--- RECORDED DATA ---
○ ○ ○ ○ ○ ○ ○
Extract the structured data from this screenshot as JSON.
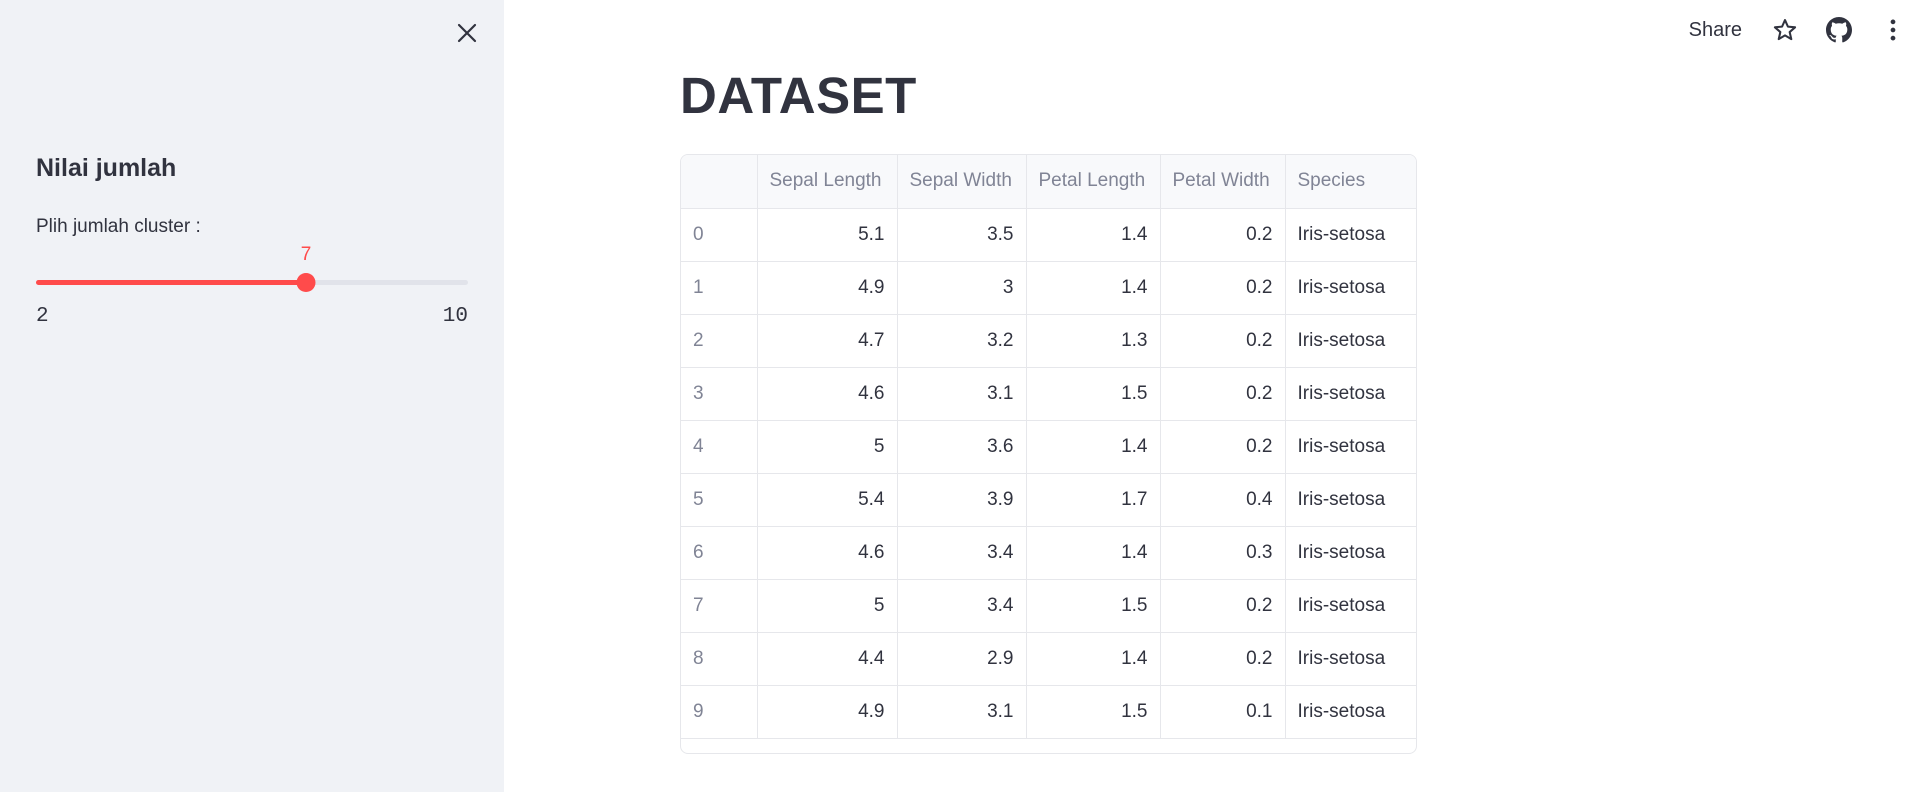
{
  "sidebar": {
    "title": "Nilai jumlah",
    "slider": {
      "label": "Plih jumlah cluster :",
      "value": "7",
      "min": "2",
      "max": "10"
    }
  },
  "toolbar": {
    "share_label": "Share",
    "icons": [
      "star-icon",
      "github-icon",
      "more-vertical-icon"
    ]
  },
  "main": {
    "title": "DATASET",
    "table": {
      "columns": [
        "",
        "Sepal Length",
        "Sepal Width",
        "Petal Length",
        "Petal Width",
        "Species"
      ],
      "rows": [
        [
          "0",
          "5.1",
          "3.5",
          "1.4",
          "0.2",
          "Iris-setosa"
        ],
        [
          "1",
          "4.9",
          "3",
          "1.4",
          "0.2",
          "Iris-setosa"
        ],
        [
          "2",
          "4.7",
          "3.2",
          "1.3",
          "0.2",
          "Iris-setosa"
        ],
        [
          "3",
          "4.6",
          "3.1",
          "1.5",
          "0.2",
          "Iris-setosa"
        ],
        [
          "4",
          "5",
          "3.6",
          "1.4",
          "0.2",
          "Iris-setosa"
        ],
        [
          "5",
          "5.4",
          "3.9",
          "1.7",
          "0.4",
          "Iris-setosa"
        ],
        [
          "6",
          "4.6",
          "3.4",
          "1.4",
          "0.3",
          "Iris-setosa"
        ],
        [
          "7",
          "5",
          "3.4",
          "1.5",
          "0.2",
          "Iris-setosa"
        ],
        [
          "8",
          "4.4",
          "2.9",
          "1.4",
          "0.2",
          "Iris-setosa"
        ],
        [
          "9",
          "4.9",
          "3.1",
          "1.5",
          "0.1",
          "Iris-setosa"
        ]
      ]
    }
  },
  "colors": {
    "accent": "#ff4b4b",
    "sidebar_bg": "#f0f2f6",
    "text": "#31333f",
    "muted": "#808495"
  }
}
○ ○ ○ ○ ○ ○ ○
--- WHAT THE TASK REQUIRES ---
Return the records exactly. Don't carry the pictures over.

--- SOLUTION TO THE PROBLEM ---
Extract the structured data from this screenshot as JSON.
{
  "sidebar": {
    "title": "Nilai jumlah",
    "slider": {
      "label": "Plih jumlah cluster :",
      "value": "7",
      "min": "2",
      "max": "10"
    }
  },
  "toolbar": {
    "share_label": "Share",
    "icons": [
      "star-icon",
      "github-icon",
      "more-vertical-icon"
    ]
  },
  "main": {
    "title": "DATASET",
    "table": {
      "columns": [
        "",
        "Sepal Length",
        "Sepal Width",
        "Petal Length",
        "Petal Width",
        "Species"
      ],
      "rows": [
        [
          "0",
          "5.1",
          "3.5",
          "1.4",
          "0.2",
          "Iris-setosa"
        ],
        [
          "1",
          "4.9",
          "3",
          "1.4",
          "0.2",
          "Iris-setosa"
        ],
        [
          "2",
          "4.7",
          "3.2",
          "1.3",
          "0.2",
          "Iris-setosa"
        ],
        [
          "3",
          "4.6",
          "3.1",
          "1.5",
          "0.2",
          "Iris-setosa"
        ],
        [
          "4",
          "5",
          "3.6",
          "1.4",
          "0.2",
          "Iris-setosa"
        ],
        [
          "5",
          "5.4",
          "3.9",
          "1.7",
          "0.4",
          "Iris-setosa"
        ],
        [
          "6",
          "4.6",
          "3.4",
          "1.4",
          "0.3",
          "Iris-setosa"
        ],
        [
          "7",
          "5",
          "3.4",
          "1.5",
          "0.2",
          "Iris-setosa"
        ],
        [
          "8",
          "4.4",
          "2.9",
          "1.4",
          "0.2",
          "Iris-setosa"
        ],
        [
          "9",
          "4.9",
          "3.1",
          "1.5",
          "0.1",
          "Iris-setosa"
        ]
      ]
    }
  },
  "colors": {
    "accent": "#ff4b4b",
    "sidebar_bg": "#f0f2f6",
    "text": "#31333f",
    "muted": "#808495"
  }
}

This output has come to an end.